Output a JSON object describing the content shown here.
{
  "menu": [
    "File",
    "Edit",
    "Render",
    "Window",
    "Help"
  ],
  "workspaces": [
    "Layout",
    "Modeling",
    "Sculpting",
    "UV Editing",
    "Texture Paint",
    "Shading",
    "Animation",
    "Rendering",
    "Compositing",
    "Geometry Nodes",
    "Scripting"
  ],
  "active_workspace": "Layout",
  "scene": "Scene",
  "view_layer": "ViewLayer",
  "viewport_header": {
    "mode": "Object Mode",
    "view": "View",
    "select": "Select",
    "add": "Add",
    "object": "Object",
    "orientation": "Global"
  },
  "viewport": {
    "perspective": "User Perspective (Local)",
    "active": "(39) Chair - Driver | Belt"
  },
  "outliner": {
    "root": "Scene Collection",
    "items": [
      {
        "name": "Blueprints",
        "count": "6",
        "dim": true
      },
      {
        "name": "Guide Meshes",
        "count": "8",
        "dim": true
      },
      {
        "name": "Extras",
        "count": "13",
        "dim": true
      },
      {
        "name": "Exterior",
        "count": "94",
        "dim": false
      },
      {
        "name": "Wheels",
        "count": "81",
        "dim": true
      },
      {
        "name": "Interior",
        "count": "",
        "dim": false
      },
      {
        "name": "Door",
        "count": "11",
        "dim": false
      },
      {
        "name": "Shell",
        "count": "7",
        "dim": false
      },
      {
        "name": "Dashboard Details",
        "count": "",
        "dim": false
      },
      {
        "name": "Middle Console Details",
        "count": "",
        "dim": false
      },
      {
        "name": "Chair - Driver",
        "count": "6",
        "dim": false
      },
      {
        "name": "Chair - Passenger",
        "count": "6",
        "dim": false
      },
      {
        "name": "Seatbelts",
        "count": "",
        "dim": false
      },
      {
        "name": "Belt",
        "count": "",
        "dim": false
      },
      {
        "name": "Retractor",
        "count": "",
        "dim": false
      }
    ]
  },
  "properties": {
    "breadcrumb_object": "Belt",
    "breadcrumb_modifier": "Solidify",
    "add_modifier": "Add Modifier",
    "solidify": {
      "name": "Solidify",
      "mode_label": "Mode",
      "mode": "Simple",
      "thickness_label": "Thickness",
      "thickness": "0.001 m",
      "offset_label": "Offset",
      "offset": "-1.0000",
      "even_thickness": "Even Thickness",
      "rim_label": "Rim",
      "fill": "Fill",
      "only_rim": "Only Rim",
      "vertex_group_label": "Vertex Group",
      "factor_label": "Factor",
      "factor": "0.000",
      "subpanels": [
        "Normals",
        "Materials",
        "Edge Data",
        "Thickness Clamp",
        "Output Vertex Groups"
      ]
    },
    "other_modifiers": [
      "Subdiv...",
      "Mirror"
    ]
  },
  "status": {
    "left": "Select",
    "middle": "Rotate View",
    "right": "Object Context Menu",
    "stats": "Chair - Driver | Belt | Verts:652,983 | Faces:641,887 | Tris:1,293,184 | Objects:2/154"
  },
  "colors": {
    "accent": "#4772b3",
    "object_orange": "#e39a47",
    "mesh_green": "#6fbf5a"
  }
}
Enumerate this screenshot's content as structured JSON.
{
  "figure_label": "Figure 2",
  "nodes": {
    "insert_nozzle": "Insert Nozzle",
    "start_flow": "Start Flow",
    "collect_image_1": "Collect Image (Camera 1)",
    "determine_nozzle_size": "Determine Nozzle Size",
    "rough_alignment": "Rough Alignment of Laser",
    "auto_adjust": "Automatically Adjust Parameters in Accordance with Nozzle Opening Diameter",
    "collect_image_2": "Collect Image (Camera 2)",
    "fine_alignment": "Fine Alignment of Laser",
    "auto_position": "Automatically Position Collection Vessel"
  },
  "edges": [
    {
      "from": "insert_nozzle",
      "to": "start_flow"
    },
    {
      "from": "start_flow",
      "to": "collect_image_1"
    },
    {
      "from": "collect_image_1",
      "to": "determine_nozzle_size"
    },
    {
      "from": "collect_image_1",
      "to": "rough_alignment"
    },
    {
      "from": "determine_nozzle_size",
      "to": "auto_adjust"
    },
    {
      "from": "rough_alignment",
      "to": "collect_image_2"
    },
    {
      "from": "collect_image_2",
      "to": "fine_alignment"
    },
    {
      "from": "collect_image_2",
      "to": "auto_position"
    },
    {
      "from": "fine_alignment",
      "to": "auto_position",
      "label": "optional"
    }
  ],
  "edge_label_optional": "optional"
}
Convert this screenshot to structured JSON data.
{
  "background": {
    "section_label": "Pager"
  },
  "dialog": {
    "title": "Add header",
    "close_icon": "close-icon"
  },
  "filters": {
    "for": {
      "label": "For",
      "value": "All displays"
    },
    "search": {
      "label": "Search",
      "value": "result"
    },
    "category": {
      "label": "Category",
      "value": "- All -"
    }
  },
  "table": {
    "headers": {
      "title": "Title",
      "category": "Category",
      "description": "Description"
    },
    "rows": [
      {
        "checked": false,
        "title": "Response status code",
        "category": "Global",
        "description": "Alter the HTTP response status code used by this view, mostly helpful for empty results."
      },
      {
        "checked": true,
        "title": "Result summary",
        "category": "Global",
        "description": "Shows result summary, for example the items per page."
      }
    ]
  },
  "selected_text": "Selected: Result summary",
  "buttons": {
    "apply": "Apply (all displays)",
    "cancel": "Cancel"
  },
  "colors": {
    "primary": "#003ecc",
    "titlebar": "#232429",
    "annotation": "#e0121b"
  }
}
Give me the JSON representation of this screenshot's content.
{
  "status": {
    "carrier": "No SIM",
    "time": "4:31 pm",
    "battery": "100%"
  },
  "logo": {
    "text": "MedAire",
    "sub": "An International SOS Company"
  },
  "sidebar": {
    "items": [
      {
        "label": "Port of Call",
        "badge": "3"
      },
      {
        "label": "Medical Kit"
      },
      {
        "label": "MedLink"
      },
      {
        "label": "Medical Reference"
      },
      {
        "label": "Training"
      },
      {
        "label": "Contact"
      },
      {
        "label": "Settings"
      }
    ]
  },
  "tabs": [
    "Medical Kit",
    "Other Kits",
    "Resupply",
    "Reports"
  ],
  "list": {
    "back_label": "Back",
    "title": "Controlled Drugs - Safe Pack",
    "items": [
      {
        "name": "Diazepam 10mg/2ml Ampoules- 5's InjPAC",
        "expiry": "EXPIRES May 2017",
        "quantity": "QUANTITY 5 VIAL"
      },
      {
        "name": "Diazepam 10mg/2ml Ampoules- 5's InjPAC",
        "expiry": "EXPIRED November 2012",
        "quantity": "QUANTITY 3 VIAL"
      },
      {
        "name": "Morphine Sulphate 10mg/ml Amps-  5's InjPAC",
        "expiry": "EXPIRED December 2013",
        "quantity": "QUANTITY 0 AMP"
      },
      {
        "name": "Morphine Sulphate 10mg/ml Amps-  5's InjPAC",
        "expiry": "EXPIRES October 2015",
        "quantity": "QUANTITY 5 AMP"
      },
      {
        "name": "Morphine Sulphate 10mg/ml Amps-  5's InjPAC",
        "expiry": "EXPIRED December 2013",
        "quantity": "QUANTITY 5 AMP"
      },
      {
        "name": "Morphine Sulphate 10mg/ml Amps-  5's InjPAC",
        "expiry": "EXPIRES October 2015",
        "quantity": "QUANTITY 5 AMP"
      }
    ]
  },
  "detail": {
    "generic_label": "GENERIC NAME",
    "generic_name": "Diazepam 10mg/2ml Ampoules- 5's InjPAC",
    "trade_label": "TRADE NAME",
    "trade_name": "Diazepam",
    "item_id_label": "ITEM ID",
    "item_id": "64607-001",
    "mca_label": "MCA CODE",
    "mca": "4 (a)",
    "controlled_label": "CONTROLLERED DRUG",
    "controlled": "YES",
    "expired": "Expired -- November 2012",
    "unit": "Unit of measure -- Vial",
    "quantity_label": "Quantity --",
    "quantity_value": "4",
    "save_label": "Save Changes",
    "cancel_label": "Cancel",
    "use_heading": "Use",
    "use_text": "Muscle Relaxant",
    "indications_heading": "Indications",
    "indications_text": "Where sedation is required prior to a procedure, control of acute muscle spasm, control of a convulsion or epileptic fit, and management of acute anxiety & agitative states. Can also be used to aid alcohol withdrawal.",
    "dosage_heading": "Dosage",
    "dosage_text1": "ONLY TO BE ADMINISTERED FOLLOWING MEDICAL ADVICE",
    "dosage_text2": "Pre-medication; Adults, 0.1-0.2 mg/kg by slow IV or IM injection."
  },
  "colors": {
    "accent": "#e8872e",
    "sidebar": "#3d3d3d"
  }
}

====

Copy all lines from the material that hold "Camera".

Task output –
    "collect_image_1": "Collect Image (Camera 1)",
    "collect_image_2": "Collect Image (Camera 2)",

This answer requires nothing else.